**Required action:** Below are the records; pull every line that includes "JSON".

**Record extracts:**
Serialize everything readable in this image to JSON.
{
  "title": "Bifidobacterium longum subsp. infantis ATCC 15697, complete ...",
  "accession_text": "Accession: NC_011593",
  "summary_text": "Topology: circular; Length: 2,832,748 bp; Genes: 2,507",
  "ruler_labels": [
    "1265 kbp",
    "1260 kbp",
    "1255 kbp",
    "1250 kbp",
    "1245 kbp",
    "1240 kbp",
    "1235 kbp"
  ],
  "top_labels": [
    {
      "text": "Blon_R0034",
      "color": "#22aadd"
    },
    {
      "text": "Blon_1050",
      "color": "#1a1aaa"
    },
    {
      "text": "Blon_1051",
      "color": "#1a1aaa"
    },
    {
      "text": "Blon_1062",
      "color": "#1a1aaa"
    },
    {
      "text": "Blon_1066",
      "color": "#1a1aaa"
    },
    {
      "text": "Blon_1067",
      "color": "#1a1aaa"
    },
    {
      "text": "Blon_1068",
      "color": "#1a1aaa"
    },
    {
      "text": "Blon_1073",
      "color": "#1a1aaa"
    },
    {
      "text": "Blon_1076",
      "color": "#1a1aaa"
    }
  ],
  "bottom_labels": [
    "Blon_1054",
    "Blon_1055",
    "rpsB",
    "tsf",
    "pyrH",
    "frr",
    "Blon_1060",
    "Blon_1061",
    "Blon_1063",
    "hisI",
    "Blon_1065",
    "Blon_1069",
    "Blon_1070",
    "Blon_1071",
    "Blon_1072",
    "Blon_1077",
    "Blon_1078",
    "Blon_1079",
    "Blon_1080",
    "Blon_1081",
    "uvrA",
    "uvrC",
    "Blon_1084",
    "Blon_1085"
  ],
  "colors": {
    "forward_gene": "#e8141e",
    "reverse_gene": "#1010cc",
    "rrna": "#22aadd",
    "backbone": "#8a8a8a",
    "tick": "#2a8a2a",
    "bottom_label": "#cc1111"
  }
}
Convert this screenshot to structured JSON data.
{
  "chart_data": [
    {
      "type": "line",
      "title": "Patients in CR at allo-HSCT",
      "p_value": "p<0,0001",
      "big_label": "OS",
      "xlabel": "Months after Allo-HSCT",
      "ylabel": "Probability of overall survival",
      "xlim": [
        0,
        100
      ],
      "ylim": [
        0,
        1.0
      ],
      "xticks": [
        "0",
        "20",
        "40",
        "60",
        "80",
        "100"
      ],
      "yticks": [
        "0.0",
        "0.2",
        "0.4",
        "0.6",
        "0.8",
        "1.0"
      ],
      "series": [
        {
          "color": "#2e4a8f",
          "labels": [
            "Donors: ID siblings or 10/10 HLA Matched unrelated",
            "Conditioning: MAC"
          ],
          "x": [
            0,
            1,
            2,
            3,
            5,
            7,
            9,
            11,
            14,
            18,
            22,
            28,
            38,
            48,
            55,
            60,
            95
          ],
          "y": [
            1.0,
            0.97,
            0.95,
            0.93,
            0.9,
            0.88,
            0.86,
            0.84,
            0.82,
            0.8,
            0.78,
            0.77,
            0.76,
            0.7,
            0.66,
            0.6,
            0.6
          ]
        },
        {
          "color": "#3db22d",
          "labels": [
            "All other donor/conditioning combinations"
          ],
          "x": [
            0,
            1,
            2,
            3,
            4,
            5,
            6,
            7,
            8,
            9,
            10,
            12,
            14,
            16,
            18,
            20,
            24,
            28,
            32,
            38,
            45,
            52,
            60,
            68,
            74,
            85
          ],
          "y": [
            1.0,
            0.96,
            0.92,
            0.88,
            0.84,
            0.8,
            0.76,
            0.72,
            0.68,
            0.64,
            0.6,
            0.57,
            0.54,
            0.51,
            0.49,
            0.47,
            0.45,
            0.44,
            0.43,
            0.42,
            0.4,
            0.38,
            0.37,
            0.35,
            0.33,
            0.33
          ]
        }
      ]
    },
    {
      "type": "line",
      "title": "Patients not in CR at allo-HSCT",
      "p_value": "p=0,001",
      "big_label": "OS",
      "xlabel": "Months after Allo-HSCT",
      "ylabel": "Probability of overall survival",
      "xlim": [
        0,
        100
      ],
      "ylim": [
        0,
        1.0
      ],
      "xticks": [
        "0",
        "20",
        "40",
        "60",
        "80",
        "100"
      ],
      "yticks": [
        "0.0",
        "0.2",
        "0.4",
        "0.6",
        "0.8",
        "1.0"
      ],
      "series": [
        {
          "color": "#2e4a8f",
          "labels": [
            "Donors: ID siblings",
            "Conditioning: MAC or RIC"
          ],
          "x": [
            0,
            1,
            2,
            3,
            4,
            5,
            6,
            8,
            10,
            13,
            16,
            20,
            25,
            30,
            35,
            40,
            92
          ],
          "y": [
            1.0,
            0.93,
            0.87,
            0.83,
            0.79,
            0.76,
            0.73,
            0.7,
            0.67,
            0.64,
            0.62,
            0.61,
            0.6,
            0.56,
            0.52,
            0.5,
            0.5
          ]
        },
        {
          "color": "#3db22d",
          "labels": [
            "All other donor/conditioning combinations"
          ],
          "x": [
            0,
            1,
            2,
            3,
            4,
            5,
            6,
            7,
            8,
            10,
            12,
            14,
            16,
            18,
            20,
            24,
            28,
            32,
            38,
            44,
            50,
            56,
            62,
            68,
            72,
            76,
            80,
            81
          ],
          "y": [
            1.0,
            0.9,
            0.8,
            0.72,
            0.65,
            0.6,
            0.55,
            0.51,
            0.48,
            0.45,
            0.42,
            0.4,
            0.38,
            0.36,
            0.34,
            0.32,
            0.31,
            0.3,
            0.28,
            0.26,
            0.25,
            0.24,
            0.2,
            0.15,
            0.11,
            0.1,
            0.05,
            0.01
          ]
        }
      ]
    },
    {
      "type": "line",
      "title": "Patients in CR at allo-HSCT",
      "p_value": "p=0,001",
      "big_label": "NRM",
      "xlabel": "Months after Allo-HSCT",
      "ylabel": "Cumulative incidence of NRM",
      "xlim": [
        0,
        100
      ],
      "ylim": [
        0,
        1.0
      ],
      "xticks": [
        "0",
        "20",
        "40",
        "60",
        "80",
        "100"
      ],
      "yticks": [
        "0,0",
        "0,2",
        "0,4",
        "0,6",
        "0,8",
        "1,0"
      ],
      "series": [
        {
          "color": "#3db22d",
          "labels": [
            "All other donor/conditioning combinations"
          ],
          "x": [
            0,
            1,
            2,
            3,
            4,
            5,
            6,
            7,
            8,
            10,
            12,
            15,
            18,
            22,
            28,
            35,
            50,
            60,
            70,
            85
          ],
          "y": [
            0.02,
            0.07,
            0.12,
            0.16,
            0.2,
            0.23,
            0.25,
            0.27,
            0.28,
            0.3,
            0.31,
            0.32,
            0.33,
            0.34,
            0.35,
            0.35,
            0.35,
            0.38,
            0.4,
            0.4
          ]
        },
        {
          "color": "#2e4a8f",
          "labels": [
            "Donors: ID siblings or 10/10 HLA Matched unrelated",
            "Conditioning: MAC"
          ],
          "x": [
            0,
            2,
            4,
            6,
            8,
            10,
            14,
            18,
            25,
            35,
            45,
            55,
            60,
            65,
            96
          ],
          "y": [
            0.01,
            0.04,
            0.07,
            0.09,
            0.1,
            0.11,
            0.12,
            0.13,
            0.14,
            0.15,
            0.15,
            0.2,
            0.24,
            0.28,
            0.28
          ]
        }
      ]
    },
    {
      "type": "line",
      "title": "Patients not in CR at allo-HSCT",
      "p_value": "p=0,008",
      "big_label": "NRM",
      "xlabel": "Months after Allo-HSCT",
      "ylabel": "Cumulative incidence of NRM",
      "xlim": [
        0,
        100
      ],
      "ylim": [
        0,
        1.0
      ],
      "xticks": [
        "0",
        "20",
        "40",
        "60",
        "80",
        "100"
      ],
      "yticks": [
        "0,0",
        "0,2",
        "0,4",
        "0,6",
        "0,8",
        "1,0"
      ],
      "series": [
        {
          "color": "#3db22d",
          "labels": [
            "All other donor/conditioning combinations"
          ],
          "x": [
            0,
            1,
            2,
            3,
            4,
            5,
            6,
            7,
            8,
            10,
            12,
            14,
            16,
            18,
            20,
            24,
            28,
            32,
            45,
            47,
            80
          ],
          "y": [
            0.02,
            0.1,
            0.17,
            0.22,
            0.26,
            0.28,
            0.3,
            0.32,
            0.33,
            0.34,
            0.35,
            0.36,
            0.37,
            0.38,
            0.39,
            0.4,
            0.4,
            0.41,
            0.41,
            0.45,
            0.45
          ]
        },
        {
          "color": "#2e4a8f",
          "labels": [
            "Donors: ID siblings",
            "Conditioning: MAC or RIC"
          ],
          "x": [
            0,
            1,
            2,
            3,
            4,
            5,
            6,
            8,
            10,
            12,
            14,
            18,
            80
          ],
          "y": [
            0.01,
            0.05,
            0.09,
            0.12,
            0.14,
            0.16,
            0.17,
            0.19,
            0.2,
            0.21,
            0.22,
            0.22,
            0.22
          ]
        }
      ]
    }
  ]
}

**Response area:**
Serialize everything readable in this image to JSON.
Convert this screenshot to structured JSON data.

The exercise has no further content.